**What you have to do**
Go through the lines below. Copy those with "البكاء".

[Dataset items]
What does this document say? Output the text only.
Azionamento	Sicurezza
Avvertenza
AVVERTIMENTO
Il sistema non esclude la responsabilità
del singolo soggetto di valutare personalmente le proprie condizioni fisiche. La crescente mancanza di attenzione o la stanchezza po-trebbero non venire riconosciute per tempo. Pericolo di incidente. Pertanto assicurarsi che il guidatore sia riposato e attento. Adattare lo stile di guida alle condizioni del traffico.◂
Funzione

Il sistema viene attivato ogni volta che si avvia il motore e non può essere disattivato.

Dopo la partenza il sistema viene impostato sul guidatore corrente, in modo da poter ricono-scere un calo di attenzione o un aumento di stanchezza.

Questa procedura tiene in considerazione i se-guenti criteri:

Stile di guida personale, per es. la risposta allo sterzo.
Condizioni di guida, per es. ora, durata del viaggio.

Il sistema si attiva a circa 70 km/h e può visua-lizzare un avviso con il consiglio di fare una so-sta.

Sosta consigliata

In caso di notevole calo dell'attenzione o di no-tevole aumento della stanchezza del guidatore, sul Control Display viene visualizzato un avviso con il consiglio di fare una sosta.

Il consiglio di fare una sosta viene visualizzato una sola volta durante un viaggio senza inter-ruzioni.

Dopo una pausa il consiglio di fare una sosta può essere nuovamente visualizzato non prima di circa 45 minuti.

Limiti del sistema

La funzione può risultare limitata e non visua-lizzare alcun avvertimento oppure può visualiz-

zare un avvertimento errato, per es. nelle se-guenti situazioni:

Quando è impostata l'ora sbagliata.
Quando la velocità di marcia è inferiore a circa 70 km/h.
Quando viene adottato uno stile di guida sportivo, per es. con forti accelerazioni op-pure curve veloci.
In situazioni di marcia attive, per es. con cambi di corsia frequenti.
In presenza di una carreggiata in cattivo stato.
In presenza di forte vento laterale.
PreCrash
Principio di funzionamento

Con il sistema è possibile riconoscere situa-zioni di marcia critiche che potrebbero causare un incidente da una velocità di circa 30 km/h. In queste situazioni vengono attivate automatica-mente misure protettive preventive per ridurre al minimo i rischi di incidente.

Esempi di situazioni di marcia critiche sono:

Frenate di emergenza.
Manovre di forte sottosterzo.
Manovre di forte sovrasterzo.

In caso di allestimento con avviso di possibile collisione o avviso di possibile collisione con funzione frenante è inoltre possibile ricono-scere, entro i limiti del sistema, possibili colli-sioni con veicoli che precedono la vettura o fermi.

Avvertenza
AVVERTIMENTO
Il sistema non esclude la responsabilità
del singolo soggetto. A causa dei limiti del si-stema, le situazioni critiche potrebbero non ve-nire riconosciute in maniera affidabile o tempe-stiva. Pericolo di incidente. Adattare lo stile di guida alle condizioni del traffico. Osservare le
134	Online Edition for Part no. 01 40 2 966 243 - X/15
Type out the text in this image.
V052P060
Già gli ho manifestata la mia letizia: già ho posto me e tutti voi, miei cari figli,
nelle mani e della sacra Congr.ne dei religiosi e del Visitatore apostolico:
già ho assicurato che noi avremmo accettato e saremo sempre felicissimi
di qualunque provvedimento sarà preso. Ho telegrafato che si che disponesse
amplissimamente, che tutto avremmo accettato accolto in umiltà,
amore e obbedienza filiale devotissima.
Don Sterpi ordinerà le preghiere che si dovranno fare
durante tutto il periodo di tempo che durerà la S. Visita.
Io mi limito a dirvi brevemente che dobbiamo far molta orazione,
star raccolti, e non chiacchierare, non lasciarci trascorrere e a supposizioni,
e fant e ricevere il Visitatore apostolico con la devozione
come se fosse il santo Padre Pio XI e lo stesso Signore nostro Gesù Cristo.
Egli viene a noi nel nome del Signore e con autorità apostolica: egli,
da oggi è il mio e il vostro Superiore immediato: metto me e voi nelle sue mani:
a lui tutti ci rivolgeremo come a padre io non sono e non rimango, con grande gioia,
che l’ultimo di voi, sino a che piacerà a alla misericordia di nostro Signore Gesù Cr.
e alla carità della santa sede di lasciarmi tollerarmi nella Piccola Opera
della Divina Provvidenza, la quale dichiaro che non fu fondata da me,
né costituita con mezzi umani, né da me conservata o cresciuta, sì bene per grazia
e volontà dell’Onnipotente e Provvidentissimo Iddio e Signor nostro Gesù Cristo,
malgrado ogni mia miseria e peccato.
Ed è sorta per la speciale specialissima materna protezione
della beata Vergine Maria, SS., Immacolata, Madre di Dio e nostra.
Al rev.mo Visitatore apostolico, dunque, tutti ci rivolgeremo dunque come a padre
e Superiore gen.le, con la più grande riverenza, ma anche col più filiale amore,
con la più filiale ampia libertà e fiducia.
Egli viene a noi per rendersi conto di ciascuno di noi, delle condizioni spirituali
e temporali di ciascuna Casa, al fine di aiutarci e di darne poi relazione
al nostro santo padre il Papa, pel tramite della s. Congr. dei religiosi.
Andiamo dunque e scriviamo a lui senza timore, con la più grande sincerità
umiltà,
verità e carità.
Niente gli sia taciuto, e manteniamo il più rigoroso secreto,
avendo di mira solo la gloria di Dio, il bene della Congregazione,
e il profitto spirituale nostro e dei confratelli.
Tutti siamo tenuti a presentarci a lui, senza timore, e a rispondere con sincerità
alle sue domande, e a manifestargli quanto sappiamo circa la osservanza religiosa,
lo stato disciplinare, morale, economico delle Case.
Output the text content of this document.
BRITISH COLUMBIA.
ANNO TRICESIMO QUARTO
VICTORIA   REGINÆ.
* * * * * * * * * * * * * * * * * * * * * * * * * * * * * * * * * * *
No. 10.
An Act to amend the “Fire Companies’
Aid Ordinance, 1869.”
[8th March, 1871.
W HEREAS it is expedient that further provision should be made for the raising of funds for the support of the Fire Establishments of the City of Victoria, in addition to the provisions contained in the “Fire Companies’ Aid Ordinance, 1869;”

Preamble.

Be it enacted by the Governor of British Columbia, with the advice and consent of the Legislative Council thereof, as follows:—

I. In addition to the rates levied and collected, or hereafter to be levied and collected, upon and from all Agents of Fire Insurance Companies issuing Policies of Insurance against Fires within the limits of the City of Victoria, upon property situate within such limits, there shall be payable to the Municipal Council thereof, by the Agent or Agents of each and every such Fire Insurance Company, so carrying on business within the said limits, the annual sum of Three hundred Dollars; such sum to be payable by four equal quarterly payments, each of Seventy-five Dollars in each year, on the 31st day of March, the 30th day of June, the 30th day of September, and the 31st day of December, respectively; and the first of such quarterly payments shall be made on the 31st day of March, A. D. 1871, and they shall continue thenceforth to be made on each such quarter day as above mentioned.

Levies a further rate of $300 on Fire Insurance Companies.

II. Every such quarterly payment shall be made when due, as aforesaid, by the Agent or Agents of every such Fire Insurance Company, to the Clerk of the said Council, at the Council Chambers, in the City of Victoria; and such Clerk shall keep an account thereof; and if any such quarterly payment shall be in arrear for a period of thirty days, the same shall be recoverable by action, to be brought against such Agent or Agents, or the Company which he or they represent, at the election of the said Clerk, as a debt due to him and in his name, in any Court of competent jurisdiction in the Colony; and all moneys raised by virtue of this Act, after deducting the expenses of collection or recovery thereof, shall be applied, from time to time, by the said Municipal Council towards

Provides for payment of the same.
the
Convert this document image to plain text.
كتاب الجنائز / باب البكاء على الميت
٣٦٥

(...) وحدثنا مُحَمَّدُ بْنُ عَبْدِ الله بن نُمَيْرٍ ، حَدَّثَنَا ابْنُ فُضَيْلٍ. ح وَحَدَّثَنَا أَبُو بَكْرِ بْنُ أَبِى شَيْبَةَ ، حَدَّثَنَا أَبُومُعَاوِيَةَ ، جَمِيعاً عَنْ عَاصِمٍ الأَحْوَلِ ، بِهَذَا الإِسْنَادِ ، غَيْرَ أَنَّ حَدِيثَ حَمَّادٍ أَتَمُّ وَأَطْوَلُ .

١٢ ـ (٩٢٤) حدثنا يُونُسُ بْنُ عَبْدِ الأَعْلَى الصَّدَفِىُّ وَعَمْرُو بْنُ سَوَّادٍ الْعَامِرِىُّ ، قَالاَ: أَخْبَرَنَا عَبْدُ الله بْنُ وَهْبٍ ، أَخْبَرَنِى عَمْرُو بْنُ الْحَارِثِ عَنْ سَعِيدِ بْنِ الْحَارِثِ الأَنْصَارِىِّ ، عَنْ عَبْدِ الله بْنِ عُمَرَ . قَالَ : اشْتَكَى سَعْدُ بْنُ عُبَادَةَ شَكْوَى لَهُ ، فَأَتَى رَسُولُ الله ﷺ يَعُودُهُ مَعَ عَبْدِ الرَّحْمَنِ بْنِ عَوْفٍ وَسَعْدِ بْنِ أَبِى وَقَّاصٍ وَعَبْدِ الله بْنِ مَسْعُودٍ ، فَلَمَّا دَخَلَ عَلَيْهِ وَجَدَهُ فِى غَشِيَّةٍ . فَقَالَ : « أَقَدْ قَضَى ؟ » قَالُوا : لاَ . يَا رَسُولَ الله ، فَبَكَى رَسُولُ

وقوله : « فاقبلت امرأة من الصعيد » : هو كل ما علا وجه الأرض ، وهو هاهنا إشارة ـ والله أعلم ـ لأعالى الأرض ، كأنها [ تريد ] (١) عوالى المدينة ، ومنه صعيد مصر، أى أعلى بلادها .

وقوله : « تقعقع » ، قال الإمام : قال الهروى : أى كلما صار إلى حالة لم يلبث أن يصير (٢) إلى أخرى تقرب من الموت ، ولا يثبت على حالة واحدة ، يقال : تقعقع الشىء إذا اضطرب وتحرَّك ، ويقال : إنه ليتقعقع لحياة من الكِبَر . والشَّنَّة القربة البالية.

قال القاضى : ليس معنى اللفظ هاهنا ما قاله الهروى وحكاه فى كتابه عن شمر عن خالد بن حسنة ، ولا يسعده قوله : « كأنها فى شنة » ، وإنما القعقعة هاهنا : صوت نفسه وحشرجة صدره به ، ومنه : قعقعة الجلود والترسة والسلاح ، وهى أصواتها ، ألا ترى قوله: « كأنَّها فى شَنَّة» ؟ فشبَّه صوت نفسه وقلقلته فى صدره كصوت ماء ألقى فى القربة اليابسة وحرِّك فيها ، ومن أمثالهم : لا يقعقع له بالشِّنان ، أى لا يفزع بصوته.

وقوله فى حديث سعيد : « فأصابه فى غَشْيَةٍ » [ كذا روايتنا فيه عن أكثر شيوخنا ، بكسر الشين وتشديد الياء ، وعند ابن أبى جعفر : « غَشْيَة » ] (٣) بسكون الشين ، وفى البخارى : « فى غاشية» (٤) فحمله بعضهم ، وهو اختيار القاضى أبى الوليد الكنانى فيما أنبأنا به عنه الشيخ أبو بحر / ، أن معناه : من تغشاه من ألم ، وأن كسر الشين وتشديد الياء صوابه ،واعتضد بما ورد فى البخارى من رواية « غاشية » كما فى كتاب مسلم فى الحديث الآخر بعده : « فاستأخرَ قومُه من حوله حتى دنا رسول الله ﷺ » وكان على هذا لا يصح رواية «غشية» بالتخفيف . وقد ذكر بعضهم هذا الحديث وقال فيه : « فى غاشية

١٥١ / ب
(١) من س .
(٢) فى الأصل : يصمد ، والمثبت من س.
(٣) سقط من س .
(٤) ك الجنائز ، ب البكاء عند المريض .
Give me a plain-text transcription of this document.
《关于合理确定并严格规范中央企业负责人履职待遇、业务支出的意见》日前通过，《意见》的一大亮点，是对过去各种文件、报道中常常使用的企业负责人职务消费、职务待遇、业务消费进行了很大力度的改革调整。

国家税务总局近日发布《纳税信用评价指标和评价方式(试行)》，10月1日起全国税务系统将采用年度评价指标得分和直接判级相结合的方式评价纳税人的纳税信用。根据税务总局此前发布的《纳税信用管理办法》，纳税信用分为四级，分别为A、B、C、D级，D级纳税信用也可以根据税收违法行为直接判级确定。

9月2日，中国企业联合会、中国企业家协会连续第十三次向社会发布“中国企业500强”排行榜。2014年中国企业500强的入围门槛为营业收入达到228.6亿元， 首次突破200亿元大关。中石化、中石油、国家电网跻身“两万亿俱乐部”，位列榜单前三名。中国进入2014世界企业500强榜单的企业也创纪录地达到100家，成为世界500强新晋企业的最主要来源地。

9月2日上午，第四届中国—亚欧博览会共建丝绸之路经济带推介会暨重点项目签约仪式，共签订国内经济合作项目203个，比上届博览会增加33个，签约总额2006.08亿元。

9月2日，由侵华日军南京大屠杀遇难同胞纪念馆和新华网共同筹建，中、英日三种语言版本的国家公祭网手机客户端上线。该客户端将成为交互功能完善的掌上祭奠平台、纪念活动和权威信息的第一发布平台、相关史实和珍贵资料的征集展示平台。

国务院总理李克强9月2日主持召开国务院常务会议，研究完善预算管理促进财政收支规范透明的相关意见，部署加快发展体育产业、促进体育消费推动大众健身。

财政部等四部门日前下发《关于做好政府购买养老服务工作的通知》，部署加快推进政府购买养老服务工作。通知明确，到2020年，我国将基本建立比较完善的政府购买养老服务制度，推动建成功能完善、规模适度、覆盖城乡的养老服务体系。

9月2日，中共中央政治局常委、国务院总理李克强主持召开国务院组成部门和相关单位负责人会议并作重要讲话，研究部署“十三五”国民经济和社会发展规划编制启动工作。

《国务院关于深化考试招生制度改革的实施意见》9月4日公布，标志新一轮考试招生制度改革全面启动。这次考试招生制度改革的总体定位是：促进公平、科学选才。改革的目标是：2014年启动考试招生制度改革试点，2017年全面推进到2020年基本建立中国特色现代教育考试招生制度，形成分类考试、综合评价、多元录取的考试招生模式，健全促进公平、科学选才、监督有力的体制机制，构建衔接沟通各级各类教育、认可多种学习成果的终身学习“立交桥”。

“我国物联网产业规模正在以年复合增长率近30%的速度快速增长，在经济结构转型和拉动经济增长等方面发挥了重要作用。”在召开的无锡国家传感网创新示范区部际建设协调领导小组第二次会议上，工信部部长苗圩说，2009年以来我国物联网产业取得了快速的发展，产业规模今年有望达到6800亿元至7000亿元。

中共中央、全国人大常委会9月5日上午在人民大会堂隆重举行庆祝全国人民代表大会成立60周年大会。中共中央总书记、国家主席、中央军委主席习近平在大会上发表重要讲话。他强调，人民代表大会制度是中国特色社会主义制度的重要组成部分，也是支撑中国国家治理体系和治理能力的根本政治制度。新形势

**Result below**
كتاب الجنائز / باب البكاء على الميت
(٤) ك الجنائز ، ب البكاء عند المريض .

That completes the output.